*WHAT THE TASK REQUIRES*. Do any lines in the data below contain "bike"? If so, copy every one of them.

[Records excerpted from a collection]
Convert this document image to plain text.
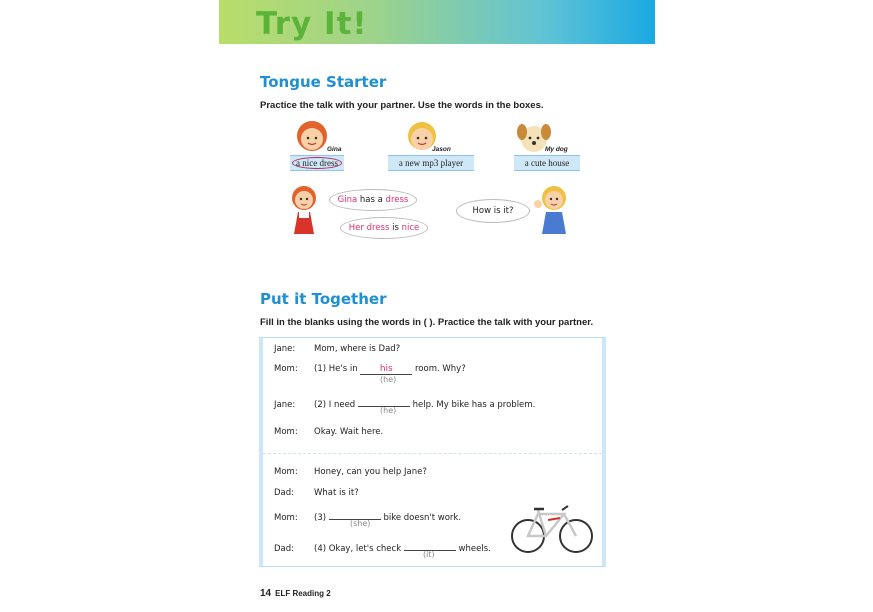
Try It!
Tongue Starter
Practice the talk with your partner. Use the words in the boxes.
Gina
a nice dress
Jason
a new mp3 player
My dog
a cute house
Gina has a dress
Her dress is nice
How is it?
Put it Together
Fill in the blanks using the words in ( ). Practice the talk with your partner.
Jane: Mom, where is Dad?
Mom: (1) He's in his	room. Why?
(he)
Jane: (2) I need	help. My bike has a problem.
(he)
Mom: Okay. Wait here.
Mom: Honey, can you help Jane?
Dad: What is it?
Mom: (3)	bike doesn't work.
(she)
Dad: (4) Okay, let's check	wheels.
(it)
14 ELF Reading 2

*EXPECTED OUTPUT*.
Jane: (2) I need	help. My bike has a problem.
Mom: (3)	bike doesn't work.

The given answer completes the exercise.